What is expected: Go through the entries and transcribe each one exactly, dropping the pictures.

Materials provided:
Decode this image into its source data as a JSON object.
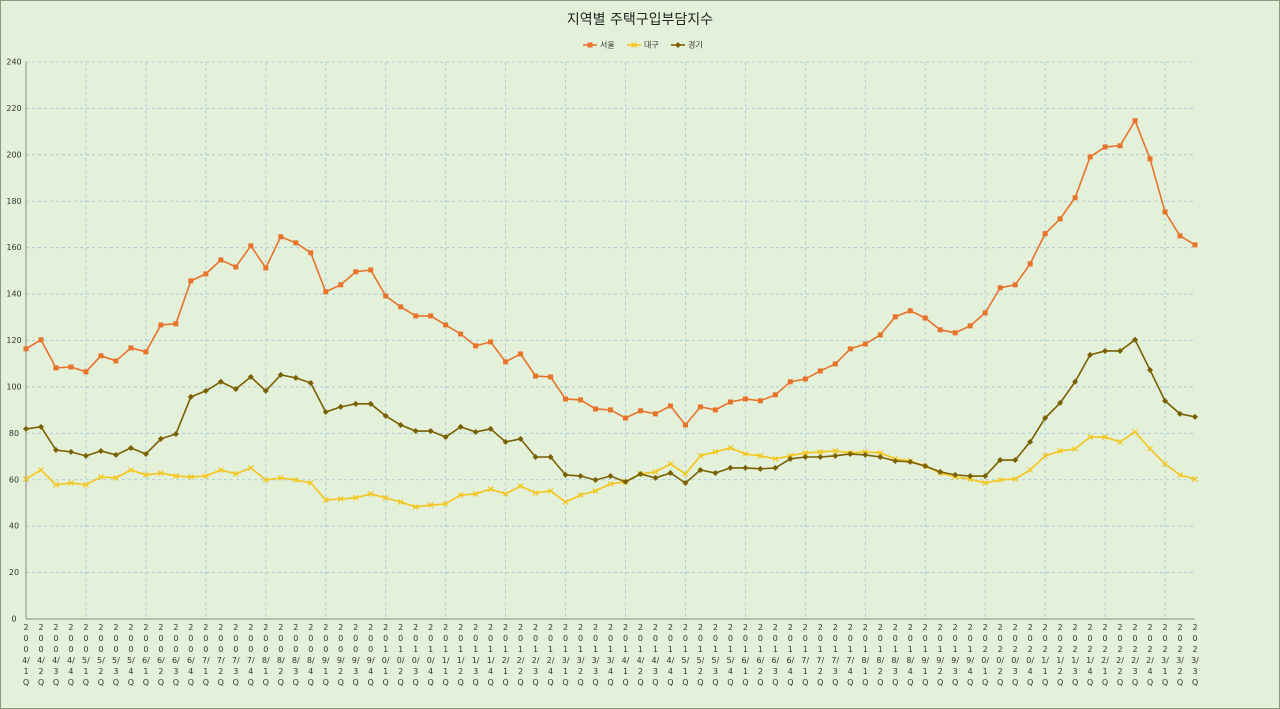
{
  "chart_data": {
    "type": "line",
    "title": "지역별 주택구입부담지수",
    "categories": [
      "2004/1Q",
      "2004/2Q",
      "2004/3Q",
      "2004/4Q",
      "2005/1Q",
      "2005/2Q",
      "2005/3Q",
      "2005/4Q",
      "2006/1Q",
      "2006/2Q",
      "2006/3Q",
      "2006/4Q",
      "2007/1Q",
      "2007/2Q",
      "2007/3Q",
      "2007/4Q",
      "2008/1Q",
      "2008/2Q",
      "2008/3Q",
      "2008/4Q",
      "2009/1Q",
      "2009/2Q",
      "2009/3Q",
      "2009/4Q",
      "2010/1Q",
      "2010/2Q",
      "2010/3Q",
      "2010/4Q",
      "2011/1Q",
      "2011/2Q",
      "2011/3Q",
      "2011/4Q",
      "2012/1Q",
      "2012/2Q",
      "2012/3Q",
      "2012/4Q",
      "2013/1Q",
      "2013/2Q",
      "2013/3Q",
      "2013/4Q",
      "2014/1Q",
      "2014/2Q",
      "2014/3Q",
      "2014/4Q",
      "2015/1Q",
      "2015/2Q",
      "2015/3Q",
      "2015/4Q",
      "2016/1Q",
      "2016/2Q",
      "2016/3Q",
      "2016/4Q",
      "2017/1Q",
      "2017/2Q",
      "2017/3Q",
      "2017/4Q",
      "2018/1Q",
      "2018/2Q",
      "2018/3Q",
      "2018/4Q",
      "2019/1Q",
      "2019/2Q",
      "2019/3Q",
      "2019/4Q",
      "2020/1Q",
      "2020/2Q",
      "2020/3Q",
      "2020/4Q",
      "2021/1Q",
      "2021/2Q",
      "2021/3Q",
      "2021/4Q",
      "2022/1Q",
      "2022/2Q",
      "2022/3Q",
      "2022/4Q",
      "2023/1Q",
      "2023/2Q",
      "2023/3Q"
    ],
    "series": [
      {
        "name": "서울",
        "color": "#e8732a",
        "marker": "square",
        "values": [
          116.4,
          120.3,
          108.2,
          108.6,
          106.5,
          113.4,
          111.2,
          116.8,
          115.1,
          126.7,
          127.2,
          145.7,
          148.7,
          154.7,
          151.7,
          160.8,
          151.3,
          164.7,
          162.1,
          157.8,
          141,
          144,
          149.6,
          150.4,
          139.2,
          134.5,
          130.6,
          130.6,
          126.7,
          122.8,
          117.7,
          119.4,
          110.8,
          114.2,
          104.7,
          104.3,
          94.8,
          94.4,
          90.5,
          90.1,
          86.6,
          89.7,
          88.4,
          91.8,
          83.6,
          91.4,
          90.1,
          93.5,
          94.8,
          94,
          96.6,
          102.2,
          103.4,
          106.9,
          109.9,
          116.4,
          118.5,
          122.4,
          130.2,
          132.8,
          129.7,
          124.6,
          123.3,
          126.3,
          131.9,
          142.7,
          144,
          153,
          166,
          172.4,
          181.5,
          199.1,
          203.4,
          203.9,
          214.7,
          198.3,
          175.4,
          165.1,
          161.2
        ]
      },
      {
        "name": "대구",
        "color": "#f5c518",
        "marker": "x",
        "values": [
          60.3,
          64.2,
          57.8,
          58.6,
          57.8,
          61.2,
          60.8,
          64.2,
          62.1,
          62.9,
          61.6,
          61.2,
          61.6,
          64.2,
          62.5,
          65.1,
          59.9,
          60.8,
          59.9,
          58.6,
          51.3,
          51.7,
          52.2,
          53.9,
          52.2,
          50.4,
          48.3,
          49.1,
          49.6,
          53.4,
          53.9,
          56,
          53.9,
          57.3,
          54.3,
          55.2,
          50.4,
          53.4,
          55.2,
          58.2,
          59.1,
          62.5,
          63.4,
          66.8,
          62.5,
          70.3,
          72,
          73.7,
          71.1,
          70.3,
          69,
          70.3,
          71.6,
          72,
          72.4,
          71.6,
          72,
          71.6,
          69,
          68.1,
          65.9,
          62.9,
          61.2,
          60.3,
          58.6,
          59.9,
          60.3,
          64.2,
          70.3,
          72.4,
          73.3,
          78.4,
          78.4,
          76.3,
          80.6,
          73.3,
          66.8,
          62.1,
          60.3
        ]
      },
      {
        "name": "경기",
        "color": "#7a6000",
        "marker": "diamond",
        "values": [
          81.9,
          82.8,
          72.8,
          72,
          70.3,
          72.4,
          70.7,
          73.7,
          71.1,
          77.6,
          79.7,
          95.7,
          98.3,
          102.2,
          99.1,
          104.3,
          98.3,
          105.2,
          103.9,
          101.7,
          89.2,
          91.4,
          92.7,
          92.7,
          87.5,
          83.6,
          81,
          81,
          78.4,
          82.8,
          80.6,
          81.9,
          76.3,
          77.6,
          69.8,
          69.8,
          62.1,
          61.6,
          59.9,
          61.6,
          59.1,
          62.5,
          60.8,
          62.9,
          58.6,
          64.2,
          62.9,
          65.1,
          65.1,
          64.7,
          65.1,
          69,
          69.8,
          69.8,
          70.3,
          71.1,
          70.7,
          69.8,
          68.1,
          67.7,
          65.9,
          63.4,
          62.1,
          61.6,
          61.6,
          68.5,
          68.5,
          76.3,
          86.6,
          93.1,
          102.2,
          113.8,
          115.5,
          115.5,
          120.3,
          107.3,
          94,
          88.4,
          87.1
        ]
      }
    ],
    "ylim": [
      0,
      240
    ],
    "yticks": [
      0,
      20,
      40,
      60,
      80,
      100,
      120,
      140,
      160,
      180,
      200,
      220,
      240
    ],
    "grid": true,
    "legend": "top"
  }
}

Task answer:
Decode this image into its source data as a JSON object.
{
  "chart_data": {
    "type": "line",
    "title": "지역별 주택구입부담지수",
    "categories": [
      "2004/1Q",
      "2004/2Q",
      "2004/3Q",
      "2004/4Q",
      "2005/1Q",
      "2005/2Q",
      "2005/3Q",
      "2005/4Q",
      "2006/1Q",
      "2006/2Q",
      "2006/3Q",
      "2006/4Q",
      "2007/1Q",
      "2007/2Q",
      "2007/3Q",
      "2007/4Q",
      "2008/1Q",
      "2008/2Q",
      "2008/3Q",
      "2008/4Q",
      "2009/1Q",
      "2009/2Q",
      "2009/3Q",
      "2009/4Q",
      "2010/1Q",
      "2010/2Q",
      "2010/3Q",
      "2010/4Q",
      "2011/1Q",
      "2011/2Q",
      "2011/3Q",
      "2011/4Q",
      "2012/1Q",
      "2012/2Q",
      "2012/3Q",
      "2012/4Q",
      "2013/1Q",
      "2013/2Q",
      "2013/3Q",
      "2013/4Q",
      "2014/1Q",
      "2014/2Q",
      "2014/3Q",
      "2014/4Q",
      "2015/1Q",
      "2015/2Q",
      "2015/3Q",
      "2015/4Q",
      "2016/1Q",
      "2016/2Q",
      "2016/3Q",
      "2016/4Q",
      "2017/1Q",
      "2017/2Q",
      "2017/3Q",
      "2017/4Q",
      "2018/1Q",
      "2018/2Q",
      "2018/3Q",
      "2018/4Q",
      "2019/1Q",
      "2019/2Q",
      "2019/3Q",
      "2019/4Q",
      "2020/1Q",
      "2020/2Q",
      "2020/3Q",
      "2020/4Q",
      "2021/1Q",
      "2021/2Q",
      "2021/3Q",
      "2021/4Q",
      "2022/1Q",
      "2022/2Q",
      "2022/3Q",
      "2022/4Q",
      "2023/1Q",
      "2023/2Q",
      "2023/3Q"
    ],
    "series": [
      {
        "name": "서울",
        "color": "#e8732a",
        "marker": "square",
        "values": [
          116.4,
          120.3,
          108.2,
          108.6,
          106.5,
          113.4,
          111.2,
          116.8,
          115.1,
          126.7,
          127.2,
          145.7,
          148.7,
          154.7,
          151.7,
          160.8,
          151.3,
          164.7,
          162.1,
          157.8,
          141,
          144,
          149.6,
          150.4,
          139.2,
          134.5,
          130.6,
          130.6,
          126.7,
          122.8,
          117.7,
          119.4,
          110.8,
          114.2,
          104.7,
          104.3,
          94.8,
          94.4,
          90.5,
          90.1,
          86.6,
          89.7,
          88.4,
          91.8,
          83.6,
          91.4,
          90.1,
          93.5,
          94.8,
          94,
          96.6,
          102.2,
          103.4,
          106.9,
          109.9,
          116.4,
          118.5,
          122.4,
          130.2,
          132.8,
          129.7,
          124.6,
          123.3,
          126.3,
          131.9,
          142.7,
          144,
          153,
          166,
          172.4,
          181.5,
          199.1,
          203.4,
          203.9,
          214.7,
          198.3,
          175.4,
          165.1,
          161.2
        ]
      },
      {
        "name": "대구",
        "color": "#f5c518",
        "marker": "x",
        "values": [
          60.3,
          64.2,
          57.8,
          58.6,
          57.8,
          61.2,
          60.8,
          64.2,
          62.1,
          62.9,
          61.6,
          61.2,
          61.6,
          64.2,
          62.5,
          65.1,
          59.9,
          60.8,
          59.9,
          58.6,
          51.3,
          51.7,
          52.2,
          53.9,
          52.2,
          50.4,
          48.3,
          49.1,
          49.6,
          53.4,
          53.9,
          56,
          53.9,
          57.3,
          54.3,
          55.2,
          50.4,
          53.4,
          55.2,
          58.2,
          59.1,
          62.5,
          63.4,
          66.8,
          62.5,
          70.3,
          72,
          73.7,
          71.1,
          70.3,
          69,
          70.3,
          71.6,
          72,
          72.4,
          71.6,
          72,
          71.6,
          69,
          68.1,
          65.9,
          62.9,
          61.2,
          60.3,
          58.6,
          59.9,
          60.3,
          64.2,
          70.3,
          72.4,
          73.3,
          78.4,
          78.4,
          76.3,
          80.6,
          73.3,
          66.8,
          62.1,
          60.3
        ]
      },
      {
        "name": "경기",
        "color": "#7a6000",
        "marker": "diamond",
        "values": [
          81.9,
          82.8,
          72.8,
          72,
          70.3,
          72.4,
          70.7,
          73.7,
          71.1,
          77.6,
          79.7,
          95.7,
          98.3,
          102.2,
          99.1,
          104.3,
          98.3,
          105.2,
          103.9,
          101.7,
          89.2,
          91.4,
          92.7,
          92.7,
          87.5,
          83.6,
          81,
          81,
          78.4,
          82.8,
          80.6,
          81.9,
          76.3,
          77.6,
          69.8,
          69.8,
          62.1,
          61.6,
          59.9,
          61.6,
          59.1,
          62.5,
          60.8,
          62.9,
          58.6,
          64.2,
          62.9,
          65.1,
          65.1,
          64.7,
          65.1,
          69,
          69.8,
          69.8,
          70.3,
          71.1,
          70.7,
          69.8,
          68.1,
          67.7,
          65.9,
          63.4,
          62.1,
          61.6,
          61.6,
          68.5,
          68.5,
          76.3,
          86.6,
          93.1,
          102.2,
          113.8,
          115.5,
          115.5,
          120.3,
          107.3,
          94,
          88.4,
          87.1
        ]
      }
    ],
    "ylim": [
      0,
      240
    ],
    "yticks": [
      0,
      20,
      40,
      60,
      80,
      100,
      120,
      140,
      160,
      180,
      200,
      220,
      240
    ],
    "grid": true,
    "legend": "top"
  }
}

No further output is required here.